▸ **INFORMATION PROVIDED**:
○ ○ ○ ○

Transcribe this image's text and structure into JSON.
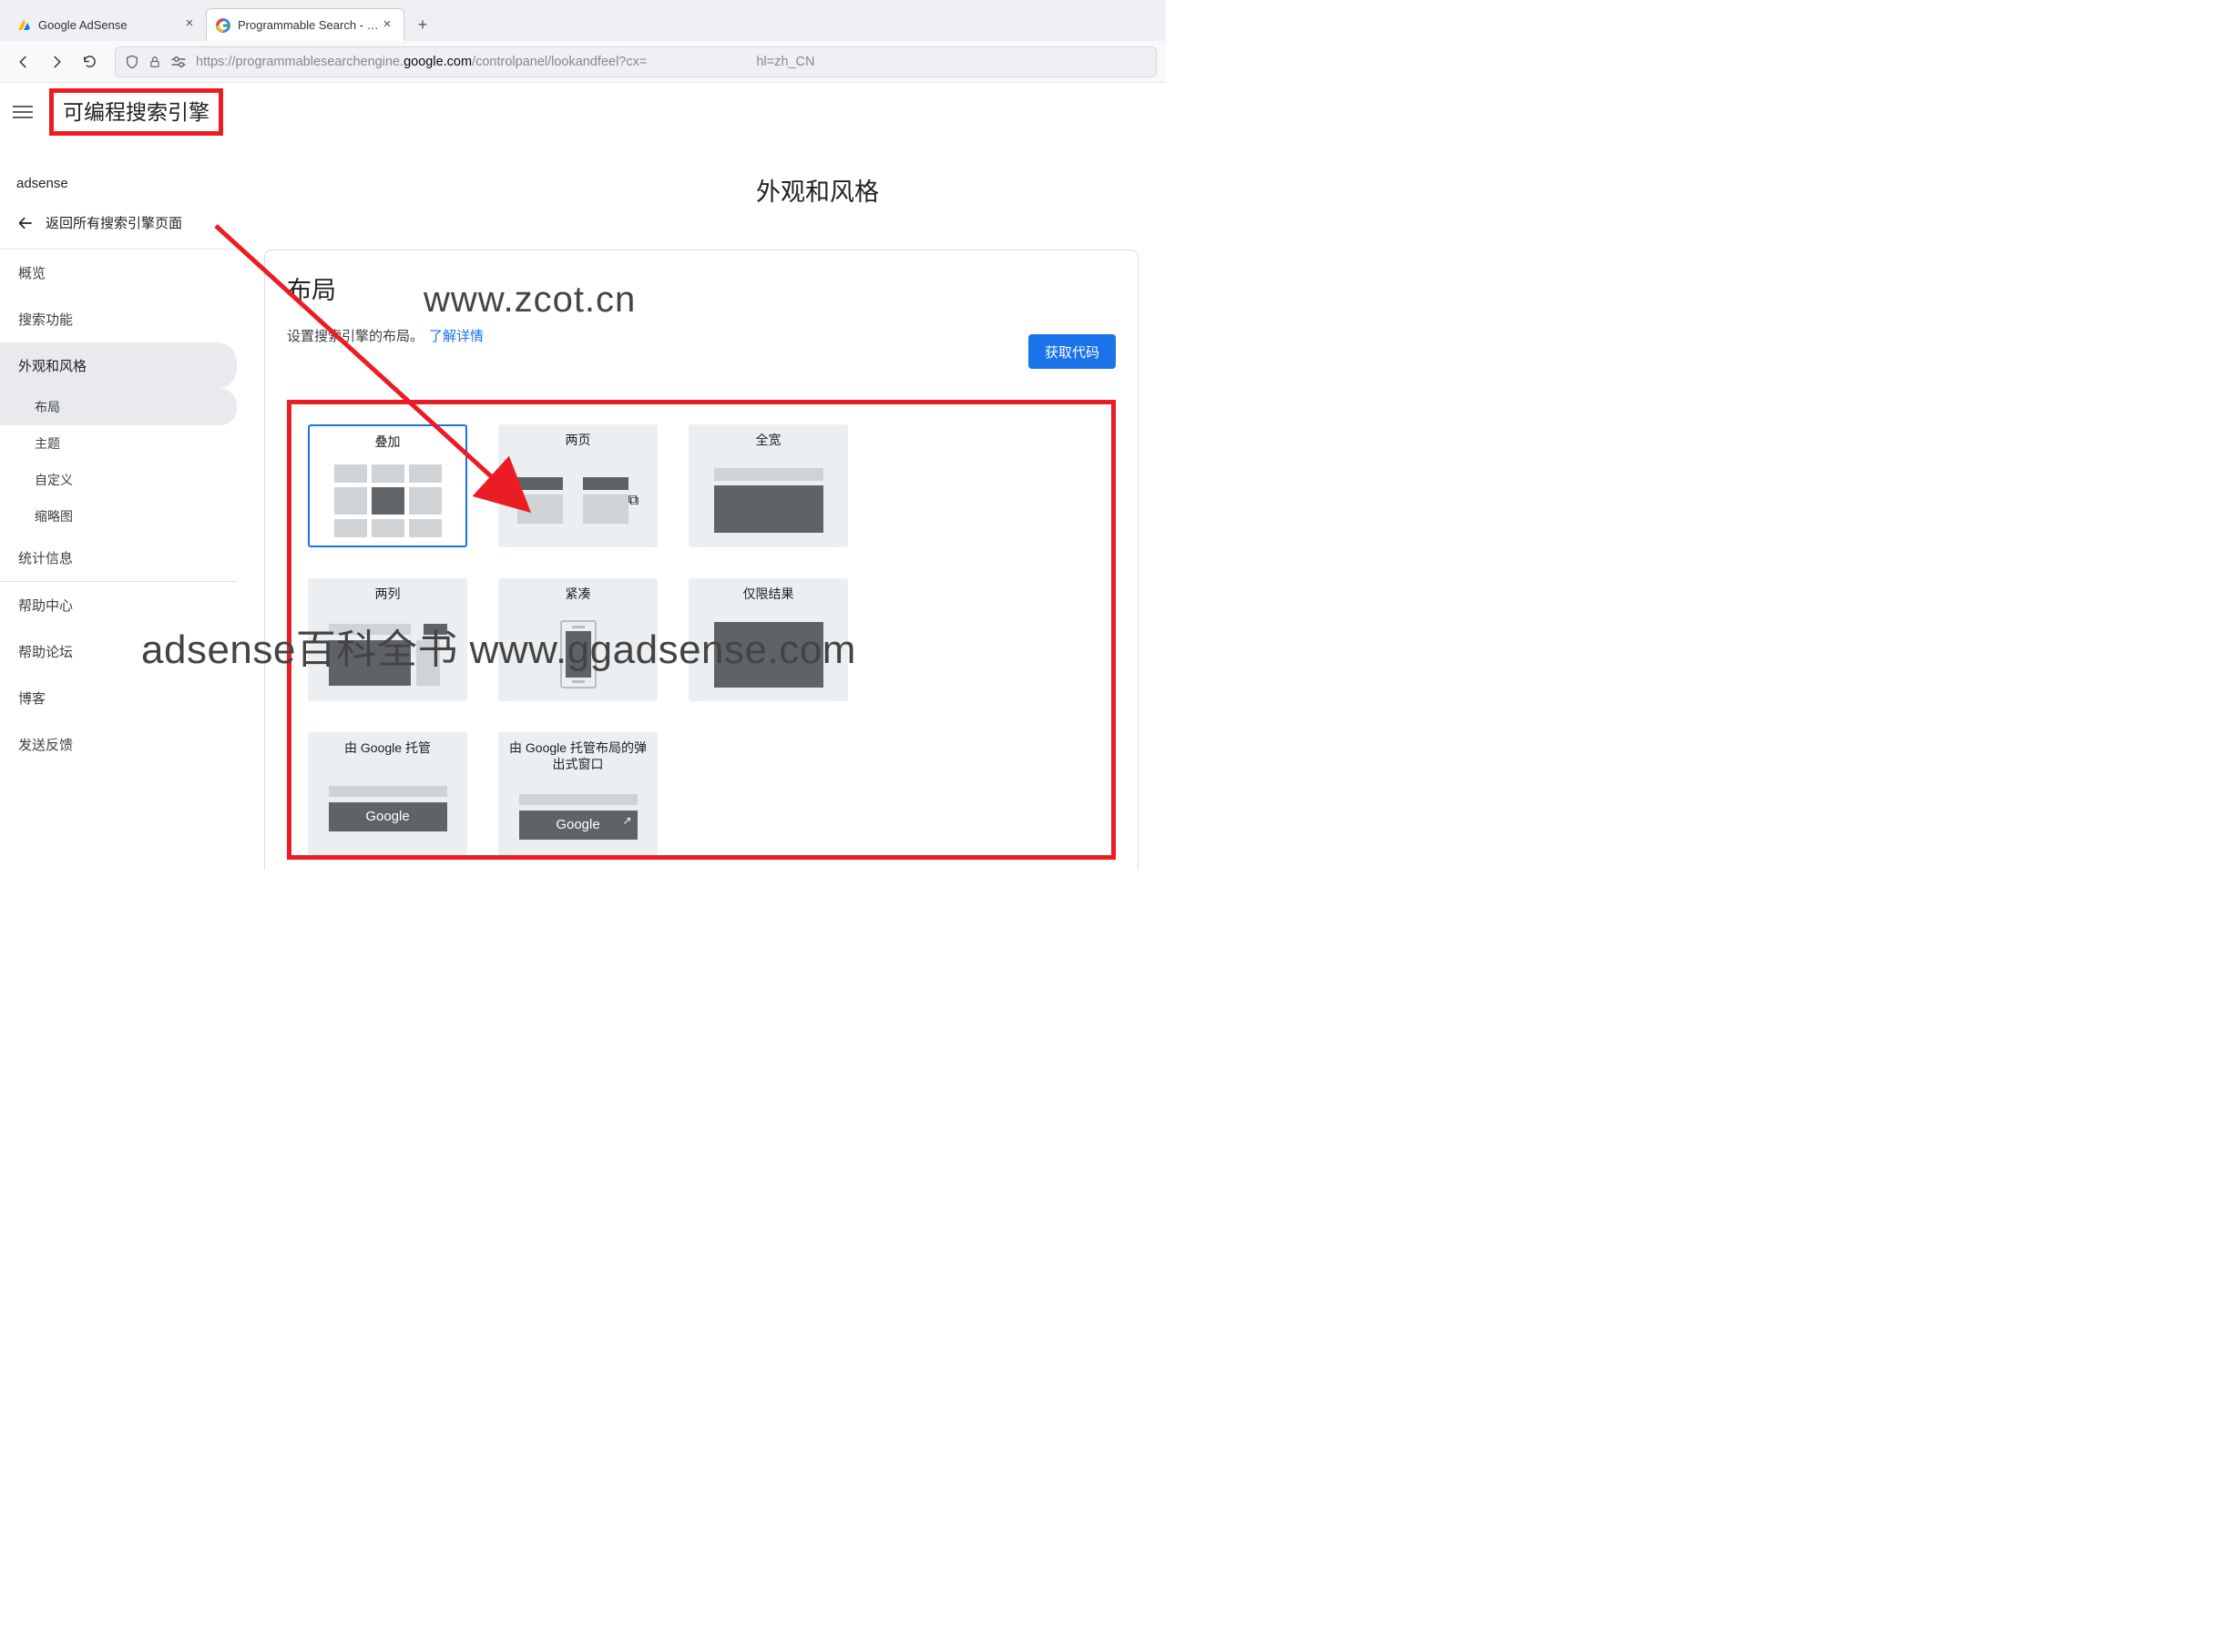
{
  "tabs": [
    {
      "title": "Google AdSense"
    },
    {
      "title": "Programmable Search - Loo"
    }
  ],
  "url": {
    "pre": "https://programmablesearchengine.",
    "domain": "google.com",
    "post": "/controlpanel/lookandfeel?cx=",
    "tail": "hl=zh_CN"
  },
  "brand": "可编程搜索引擎",
  "sidebar": {
    "title": "adsense",
    "back": "返回所有搜索引擎页面",
    "items": {
      "overview": "概览",
      "search": "搜索功能",
      "look": "外观和风格",
      "subLayout": "布局",
      "subTheme": "主题",
      "subCustom": "自定义",
      "subThumb": "缩略图",
      "stats": "统计信息",
      "help": "帮助中心",
      "forum": "帮助论坛",
      "blog": "博客",
      "feedback": "发送反馈"
    }
  },
  "content": {
    "pageTitle": "外观和风格",
    "cardTitle": "布局",
    "cardDesc": "设置搜索引擎的布局。",
    "learnMore": "了解详情",
    "getCode": "获取代码",
    "options": {
      "overlay": "叠加",
      "twoPage": "两页",
      "fullWidth": "全宽",
      "twoCol": "两列",
      "compact": "紧凑",
      "resultsOnly": "仅限结果",
      "hosted": "由 Google 托管",
      "hostedPopup": "由 Google 托管布局的弹出式窗口"
    },
    "googleWord": "Google"
  },
  "watermarks": {
    "w1": "www.zcot.cn",
    "w2": "adsense百科全书 www.ggadsense.com"
  }
}
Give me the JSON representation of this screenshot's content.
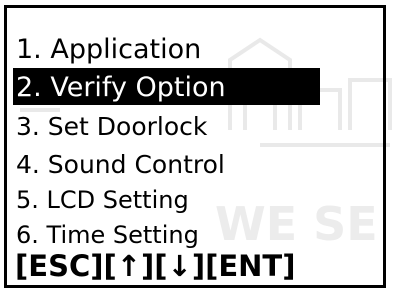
{
  "menu": {
    "items": [
      {
        "label": "1. Application"
      },
      {
        "label": "2. Verify Option"
      },
      {
        "label": "3. Set Doorlock"
      },
      {
        "label": "4. Sound Control"
      },
      {
        "label": "5. LCD Setting"
      },
      {
        "label": "6. Time Setting"
      }
    ],
    "selected_index": 1
  },
  "footer": {
    "keys": "[ESC][↑][↓][ENT]"
  },
  "watermark": {
    "text": "WE SE"
  }
}
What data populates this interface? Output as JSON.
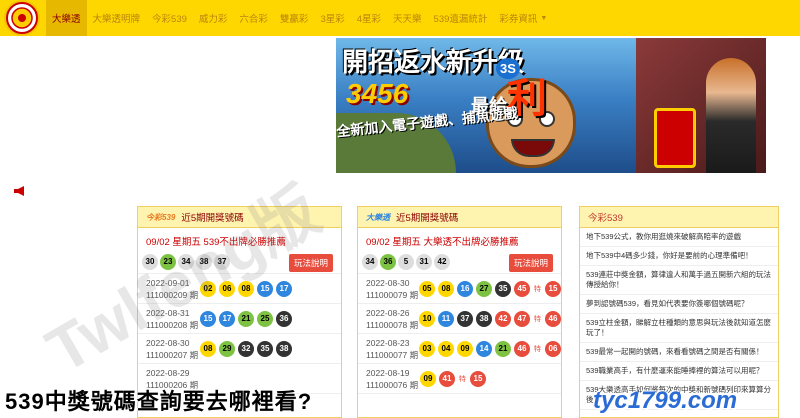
{
  "nav": {
    "items": [
      "大樂透",
      "大樂透明牌",
      "今彩539",
      "威力彩",
      "六合彩",
      "雙贏彩",
      "3星彩",
      "4星彩",
      "天天樂",
      "539遺漏統計",
      "彩券資訊"
    ],
    "active_index": 0
  },
  "banner": {
    "line1": "開招返水新升級",
    "line2": "3456",
    "line2b": "最給",
    "line2c": "利",
    "line3": "全新加入電子遊戲、捕魚遊戲",
    "badge": "3S"
  },
  "panel539": {
    "title": "近5期開獎號碼",
    "logo": "今彩539",
    "notice": "09/02 星期五 539不出牌必勝推薦",
    "rule_button": "玩法說明",
    "latest": [
      "30",
      "23",
      "34",
      "38",
      "37"
    ],
    "draws": [
      {
        "date": "2022-09-01",
        "id": "111000209 期",
        "balls": [
          "02",
          "06",
          "08",
          "15",
          "17"
        ]
      },
      {
        "date": "2022-08-31",
        "id": "111000208 期",
        "balls": [
          "15",
          "17",
          "21",
          "25",
          "36"
        ]
      },
      {
        "date": "2022-08-30",
        "id": "111000207 期",
        "balls": [
          "08",
          "29",
          "32",
          "35",
          "38"
        ]
      },
      {
        "date": "2022-08-29",
        "id": "111000206 期",
        "balls": [
          "",
          "",
          "",
          "",
          ""
        ]
      }
    ]
  },
  "panelLotto": {
    "title": "近5期開獎號碼",
    "logo": "大樂透",
    "notice": "09/02 星期五 大樂透不出牌必勝推薦",
    "rule_button": "玩法說明",
    "latest": [
      "34",
      "36",
      "5",
      "31",
      "42"
    ],
    "draws": [
      {
        "date": "2022-08-30",
        "id": "111000079 期",
        "balls": [
          "05",
          "08",
          "16",
          "27",
          "35",
          "45"
        ],
        "special": "15"
      },
      {
        "date": "2022-08-26",
        "id": "111000078 期",
        "balls": [
          "10",
          "11",
          "37",
          "38",
          "42",
          "47"
        ],
        "special": "46"
      },
      {
        "date": "2022-08-23",
        "id": "111000077 期",
        "balls": [
          "03",
          "04",
          "09",
          "14",
          "21",
          "46"
        ],
        "special": "06"
      },
      {
        "date": "2022-08-19",
        "id": "111000076 期",
        "balls": [
          "09",
          "",
          "",
          "",
          "41",
          ""
        ],
        "special": "15"
      }
    ]
  },
  "news": {
    "title": "今彩539",
    "items": [
      "地下539公式，教你用逛燒來破解高賠率的遊戲",
      "地下539中4碼多少錢，你好是要前的心理準備吧！",
      "539連莊中獎金額，算律違人和萬手過五開新六組的玩法傳授給你！",
      "夢到認號碼539，看見如代表要你簽哪個號碼呢？",
      "539立柱金額，睇解立柱種類的意思與玩法後就知道怎麼玩了！",
      "539最常一起開的號碼，來看看號碼之間是否有關係！",
      "539職業高手，有什麼運來能睡捧裡的算法可以用呢？",
      "539大樂透高手如何將每次的中獎和新號碼列印來算算分後"
    ]
  },
  "watermark": "Twlfeng版",
  "caption": "539中獎號碼查詢要去哪裡看?",
  "url": "tyc1799.com"
}
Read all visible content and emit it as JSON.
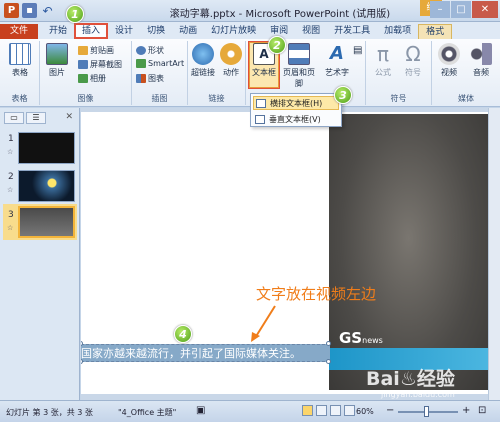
{
  "app": {
    "window_title": "滚动字幕.pptx - Microsoft PowerPoint (试用版)",
    "tool_badge": "绘",
    "window_buttons": [
      "–",
      "□",
      "✕"
    ]
  },
  "tabs": [
    {
      "label": "文件"
    },
    {
      "label": "开始"
    },
    {
      "label": "插入"
    },
    {
      "label": "设计"
    },
    {
      "label": "切换"
    },
    {
      "label": "动画"
    },
    {
      "label": "幻灯片放映"
    },
    {
      "label": "审阅"
    },
    {
      "label": "视图"
    },
    {
      "label": "开发工具"
    },
    {
      "label": "加载项"
    },
    {
      "label": "格式"
    }
  ],
  "ribbon": {
    "groups": {
      "tables": "表格",
      "images": "图像",
      "illustrations": "插图",
      "links": "链接",
      "text": "文本",
      "symbols": "符号",
      "media": "媒体"
    },
    "table_btn": "表格",
    "picture_btn": "图片",
    "clipart_btn": "剪贴画",
    "screenshot_btn": "屏幕截图",
    "album_btn": "相册",
    "shapes_btn": "形状",
    "smartart_btn": "SmartArt",
    "chart_btn": "图表",
    "hyperlink_btn": "超链接",
    "action_btn": "动作",
    "textbox_btn": "文本框",
    "header_footer_btn": "页眉和页脚",
    "wordart_btn": "艺术字",
    "equation_btn": "公式",
    "symbol_btn": "符号",
    "video_btn": "视频",
    "audio_btn": "音频"
  },
  "dropdown": {
    "horizontal": "横排文本框(H)",
    "vertical": "垂直文本框(V)"
  },
  "markers": [
    "1",
    "2",
    "3",
    "4"
  ],
  "slides_pane": {
    "numbers": [
      "1",
      "2",
      "3"
    ],
    "star": "☆"
  },
  "slide": {
    "callout": "文字放在视频左边",
    "scroll_text": "国家亦越来越流行，并引起了国际媒体关注。",
    "logo_main": "GS",
    "logo_sub": "news",
    "watermark": "Bai♨经验",
    "watermark_url": "jingyan.baidu.com"
  },
  "statusbar": {
    "slide_info": "幻灯片 第 3 张，共 3 张",
    "theme": "\"4_Office 主题\"",
    "zoom": "60%"
  }
}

○ ○ ○ ○

▸ **PROBLEM**: The records above must be transcribed exactly. Pictures are left out of the copy.

▸ **COMPLETE ANSWER**:
Transcribe this image's text and structure into JSON.
{
  "tabs": [
    {
      "title": "Google AdSense"
    },
    {
      "title": "Programmable Search - Loo"
    }
  ],
  "url": {
    "pre": "https://programmablesearchengine.",
    "domain": "google.com",
    "post": "/controlpanel/lookandfeel?cx=",
    "tail": "hl=zh_CN"
  },
  "brand": "可编程搜索引擎",
  "sidebar": {
    "title": "adsense",
    "back": "返回所有搜索引擎页面",
    "items": {
      "overview": "概览",
      "search": "搜索功能",
      "look": "外观和风格",
      "subLayout": "布局",
      "subTheme": "主题",
      "subCustom": "自定义",
      "subThumb": "缩略图",
      "stats": "统计信息",
      "help": "帮助中心",
      "forum": "帮助论坛",
      "blog": "博客",
      "feedback": "发送反馈"
    }
  },
  "content": {
    "pageTitle": "外观和风格",
    "cardTitle": "布局",
    "cardDesc": "设置搜索引擎的布局。",
    "learnMore": "了解详情",
    "getCode": "获取代码",
    "options": {
      "overlay": "叠加",
      "twoPage": "两页",
      "fullWidth": "全宽",
      "twoCol": "两列",
      "compact": "紧凑",
      "resultsOnly": "仅限结果",
      "hosted": "由 Google 托管",
      "hostedPopup": "由 Google 托管布局的弹出式窗口"
    },
    "googleWord": "Google"
  },
  "watermarks": {
    "w1": "www.zcot.cn",
    "w2": "adsense百科全书 www.ggadsense.com"
  }
}
Give me the JSON representation of this screenshot's content.
{
  "menu": {
    "items": [
      {
        "label": "1. Application"
      },
      {
        "label": "2. Verify Option"
      },
      {
        "label": "3. Set Doorlock"
      },
      {
        "label": "4. Sound Control"
      },
      {
        "label": "5. LCD Setting"
      },
      {
        "label": "6. Time Setting"
      }
    ],
    "selected_index": 1
  },
  "footer": {
    "keys": "[ESC][↑][↓][ENT]"
  },
  "watermark": {
    "text": "WE SE"
  }
}
What data populates this interface? Output as JSON.
{
  "nav": {
    "items": [
      "大樂透",
      "大樂透明牌",
      "今彩539",
      "威力彩",
      "六合彩",
      "雙贏彩",
      "3星彩",
      "4星彩",
      "天天樂",
      "539遺漏統計",
      "彩券資訊"
    ],
    "active_index": 0
  },
  "banner": {
    "line1": "開招返水新升級",
    "line2": "3456",
    "line2b": "最給",
    "line2c": "利",
    "line3": "全新加入電子遊戲、捕魚遊戲",
    "badge": "3S"
  },
  "panel539": {
    "title": "近5期開獎號碼",
    "logo": "今彩539",
    "notice": "09/02 星期五 539不出牌必勝推薦",
    "rule_button": "玩法說明",
    "latest": [
      "30",
      "23",
      "34",
      "38",
      "37"
    ],
    "draws": [
      {
        "date": "2022-09-01",
        "id": "111000209 期",
        "balls": [
          "02",
          "06",
          "08",
          "15",
          "17"
        ]
      },
      {
        "date": "2022-08-31",
        "id": "111000208 期",
        "balls": [
          "15",
          "17",
          "21",
          "25",
          "36"
        ]
      },
      {
        "date": "2022-08-30",
        "id": "111000207 期",
        "balls": [
          "08",
          "29",
          "32",
          "35",
          "38"
        ]
      },
      {
        "date": "2022-08-29",
        "id": "111000206 期",
        "balls": [
          "",
          "",
          "",
          "",
          ""
        ]
      }
    ]
  },
  "panelLotto": {
    "title": "近5期開獎號碼",
    "logo": "大樂透",
    "notice": "09/02 星期五 大樂透不出牌必勝推薦",
    "rule_button": "玩法說明",
    "latest": [
      "34",
      "36",
      "5",
      "31",
      "42"
    ],
    "draws": [
      {
        "date": "2022-08-30",
        "id": "111000079 期",
        "balls": [
          "05",
          "08",
          "16",
          "27",
          "35",
          "45"
        ],
        "special": "15"
      },
      {
        "date": "2022-08-26",
        "id": "111000078 期",
        "balls": [
          "10",
          "11",
          "37",
          "38",
          "42",
          "47"
        ],
        "special": "46"
      },
      {
        "date": "2022-08-23",
        "id": "111000077 期",
        "balls": [
          "03",
          "04",
          "09",
          "14",
          "21",
          "46"
        ],
        "special": "06"
      },
      {
        "date": "2022-08-19",
        "id": "111000076 期",
        "balls": [
          "09",
          "",
          "",
          "",
          "41",
          ""
        ],
        "special": "15"
      }
    ]
  },
  "news": {
    "title": "今彩539",
    "items": [
      "地下539公式，教你用逛燒來破解高賠率的遊戲",
      "地下539中4碼多少錢，你好是要前的心理準備吧！",
      "539連莊中獎金額，算律違人和萬手過五開新六組的玩法傳授給你！",
      "夢到認號碼539，看見如代表要你簽哪個號碼呢？",
      "539立柱金額，睇解立柱種類的意思與玩法後就知道怎麼玩了！",
      "539最常一起開的號碼，來看看號碼之間是否有關係！",
      "539職業高手，有什麼運來能睡捧裡的算法可以用呢？",
      "539大樂透高手如何將每次的中獎和新號碼列印來算算分後"
    ]
  },
  "watermark": "Twlfeng版",
  "caption": "539中獎號碼查詢要去哪裡看?",
  "url": "tyc1799.com"
}
Read all visible content and emit it as JSON.
{
  "app": {
    "window_title": "滚动字幕.pptx - Microsoft PowerPoint (试用版)",
    "tool_badge": "绘",
    "window_buttons": [
      "–",
      "□",
      "✕"
    ]
  },
  "tabs": [
    {
      "label": "文件"
    },
    {
      "label": "开始"
    },
    {
      "label": "插入"
    },
    {
      "label": "设计"
    },
    {
      "label": "切换"
    },
    {
      "label": "动画"
    },
    {
      "label": "幻灯片放映"
    },
    {
      "label": "审阅"
    },
    {
      "label": "视图"
    },
    {
      "label": "开发工具"
    },
    {
      "label": "加载项"
    },
    {
      "label": "格式"
    }
  ],
  "ribbon": {
    "groups": {
      "tables": "表格",
      "images": "图像",
      "illustrations": "插图",
      "links": "链接",
      "text": "文本",
      "symbols": "符号",
      "media": "媒体"
    },
    "table_btn": "表格",
    "picture_btn": "图片",
    "clipart_btn": "剪贴画",
    "screenshot_btn": "屏幕截图",
    "album_btn": "相册",
    "shapes_btn": "形状",
    "smartart_btn": "SmartArt",
    "chart_btn": "图表",
    "hyperlink_btn": "超链接",
    "action_btn": "动作",
    "textbox_btn": "文本框",
    "header_footer_btn": "页眉和页脚",
    "wordart_btn": "艺术字",
    "equation_btn": "公式",
    "symbol_btn": "符号",
    "video_btn": "视频",
    "audio_btn": "音频"
  },
  "dropdown": {
    "horizontal": "横排文本框(H)",
    "vertical": "垂直文本框(V)"
  },
  "markers": [
    "1",
    "2",
    "3",
    "4"
  ],
  "slides_pane": {
    "numbers": [
      "1",
      "2",
      "3"
    ],
    "star": "☆"
  },
  "slide": {
    "callout": "文字放在视频左边",
    "scroll_text": "国家亦越来越流行，并引起了国际媒体关注。",
    "logo_main": "GS",
    "logo_sub": "news",
    "watermark": "Bai♨经验",
    "watermark_url": "jingyan.baidu.com"
  },
  "statusbar": {
    "slide_info": "幻灯片 第 3 张，共 3 张",
    "theme": "\"4_Office 主题\"",
    "zoom": "60%"
  }
}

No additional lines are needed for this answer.